----- Data rows -----
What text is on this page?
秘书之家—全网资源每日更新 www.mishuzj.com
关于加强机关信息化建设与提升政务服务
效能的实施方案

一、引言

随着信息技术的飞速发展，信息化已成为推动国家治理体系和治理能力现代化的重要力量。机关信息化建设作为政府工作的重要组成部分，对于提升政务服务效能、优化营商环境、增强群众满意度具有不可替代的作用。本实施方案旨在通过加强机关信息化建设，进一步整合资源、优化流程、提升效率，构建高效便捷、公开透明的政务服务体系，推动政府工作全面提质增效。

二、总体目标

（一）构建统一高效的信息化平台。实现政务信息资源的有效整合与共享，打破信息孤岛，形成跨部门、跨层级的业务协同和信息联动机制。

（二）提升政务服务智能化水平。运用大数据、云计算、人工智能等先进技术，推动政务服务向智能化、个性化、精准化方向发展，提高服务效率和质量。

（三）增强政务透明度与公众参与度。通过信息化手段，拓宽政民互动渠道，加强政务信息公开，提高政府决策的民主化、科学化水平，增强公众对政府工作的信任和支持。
-----
----- Data rows -----
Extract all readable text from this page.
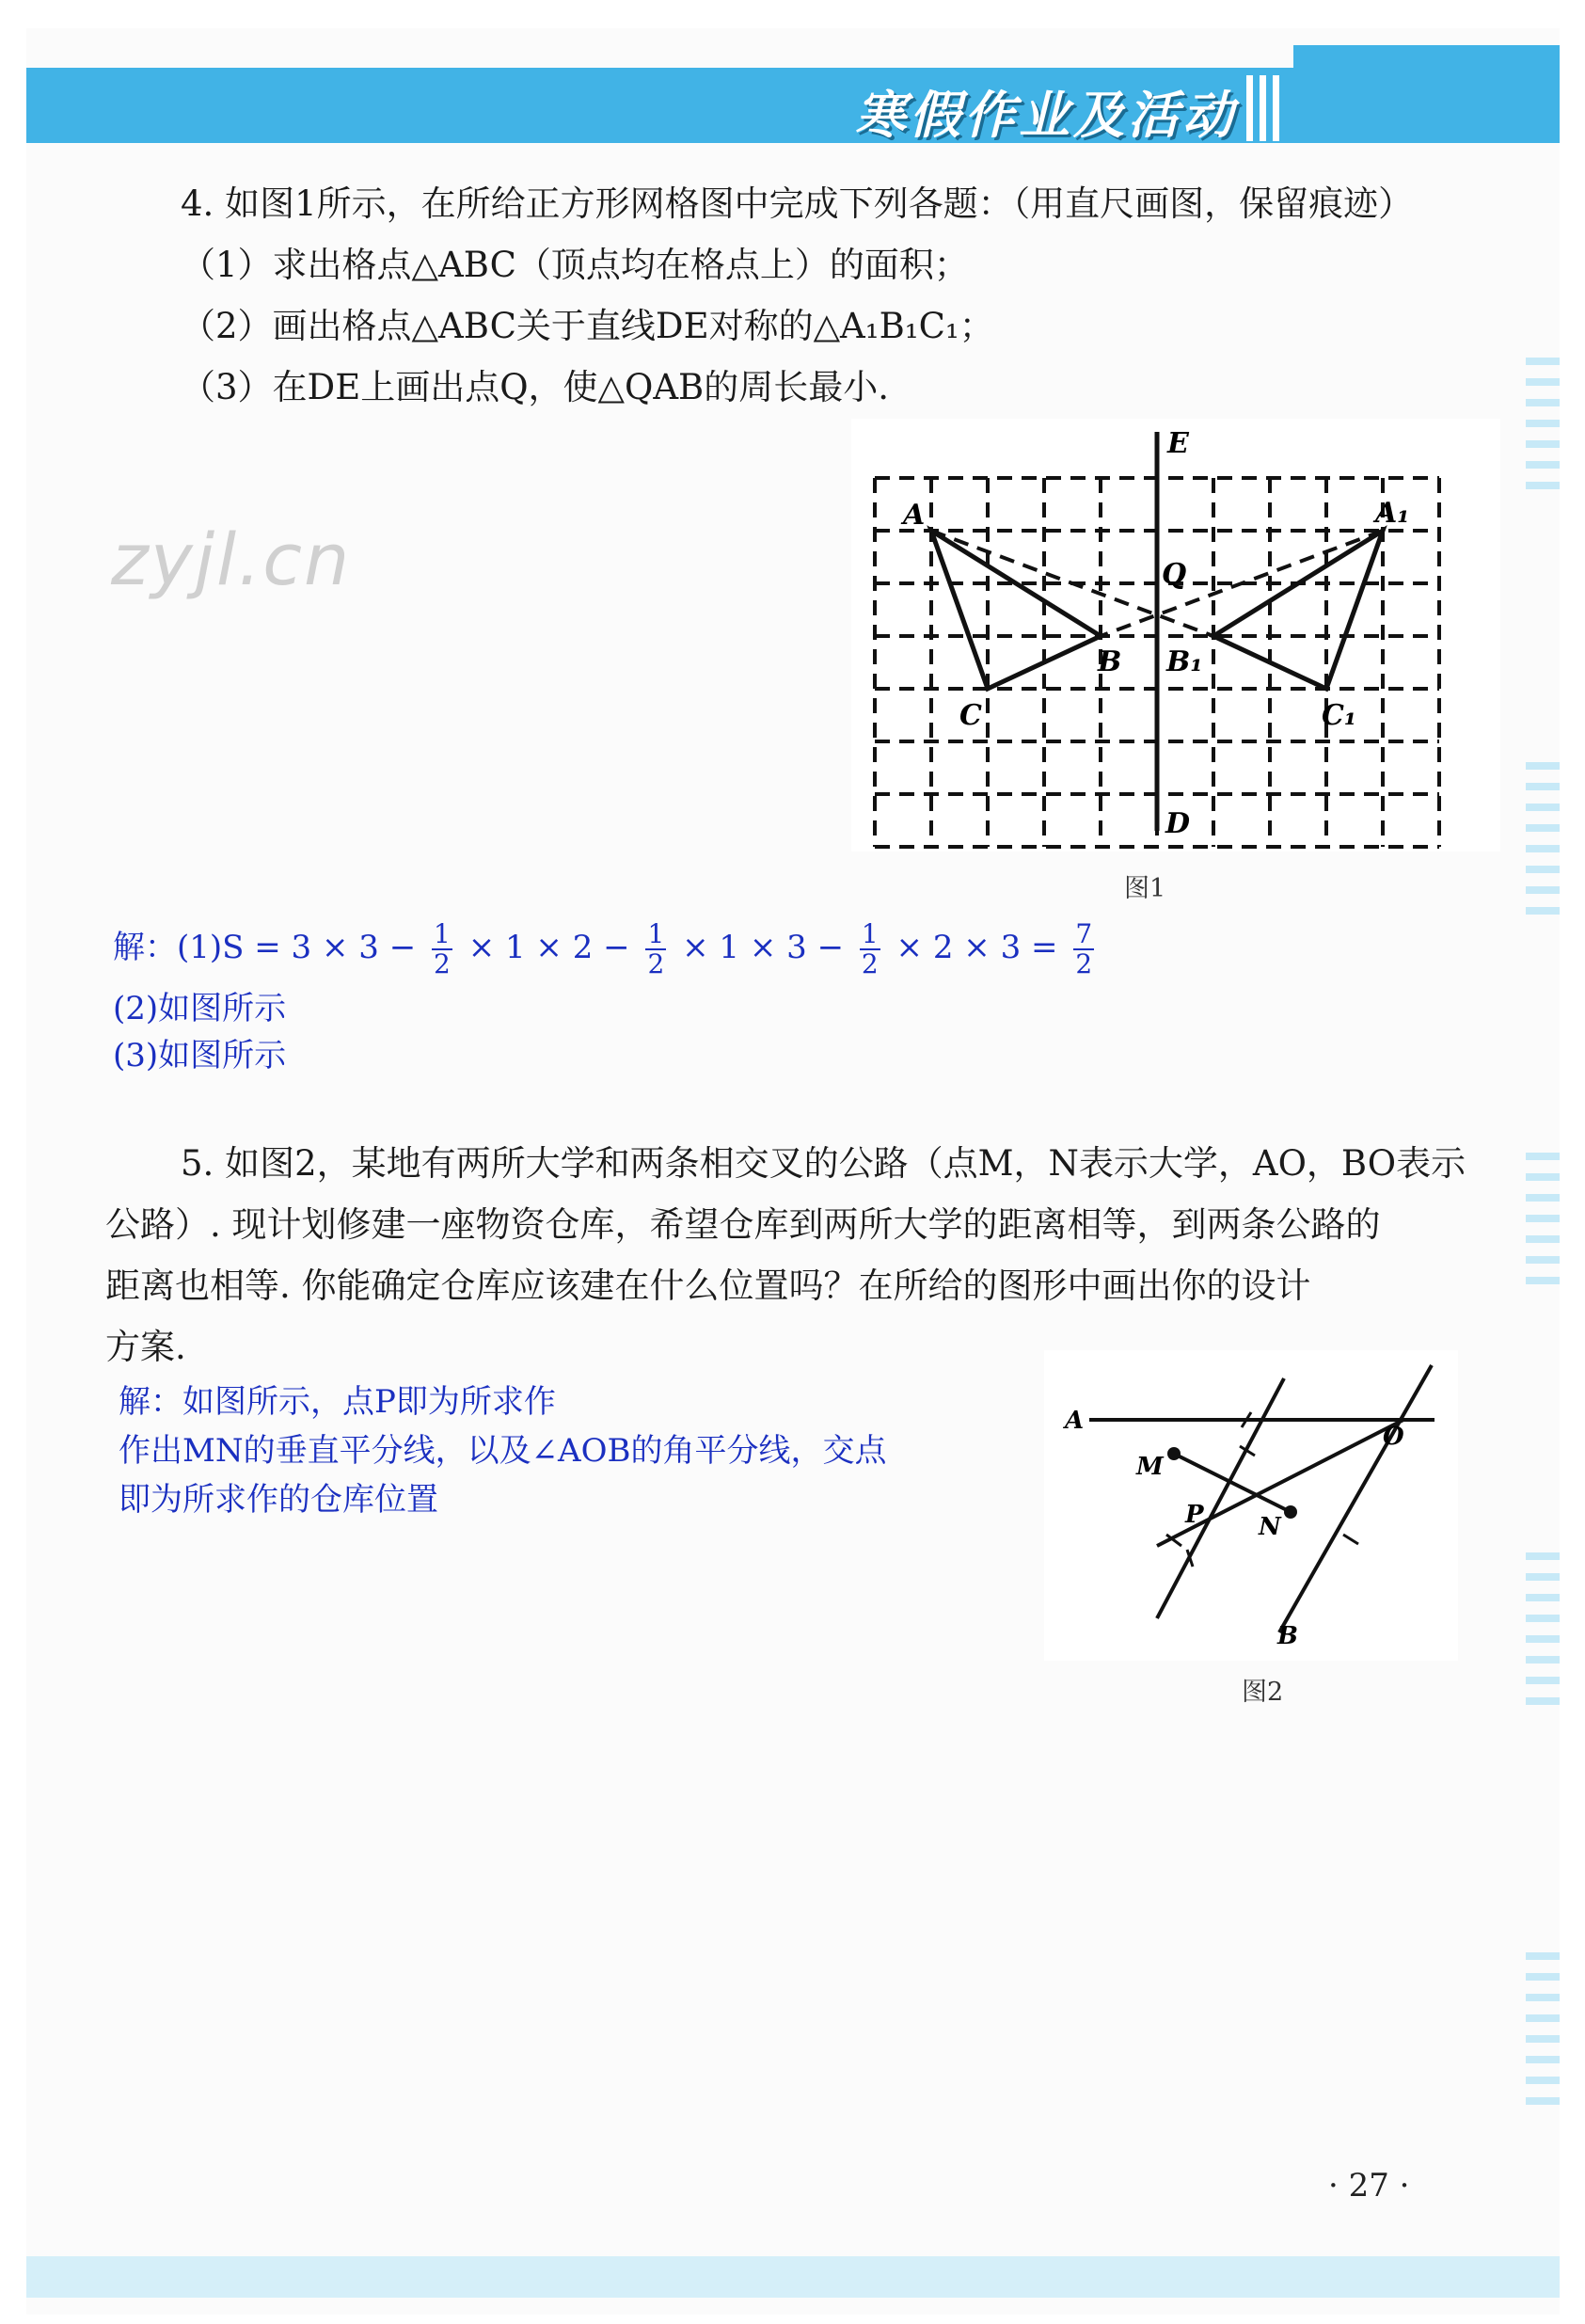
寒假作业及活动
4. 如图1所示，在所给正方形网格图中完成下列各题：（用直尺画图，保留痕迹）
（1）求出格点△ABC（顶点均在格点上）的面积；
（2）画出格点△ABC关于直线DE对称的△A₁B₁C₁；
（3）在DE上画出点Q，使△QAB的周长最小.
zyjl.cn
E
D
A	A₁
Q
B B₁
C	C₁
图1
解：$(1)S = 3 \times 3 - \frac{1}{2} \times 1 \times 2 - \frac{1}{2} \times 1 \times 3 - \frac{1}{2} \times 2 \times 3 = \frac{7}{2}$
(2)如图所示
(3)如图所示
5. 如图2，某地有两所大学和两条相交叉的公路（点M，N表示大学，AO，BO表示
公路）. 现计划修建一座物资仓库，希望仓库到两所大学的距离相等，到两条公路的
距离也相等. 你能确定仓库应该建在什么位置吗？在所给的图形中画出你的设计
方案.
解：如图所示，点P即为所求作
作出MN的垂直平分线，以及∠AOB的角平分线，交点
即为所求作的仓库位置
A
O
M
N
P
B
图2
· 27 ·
-----
# Required work:
Pull every line containing "this" out of the data above.

# The response:
What text is on this page?
Extract all readable text from this page.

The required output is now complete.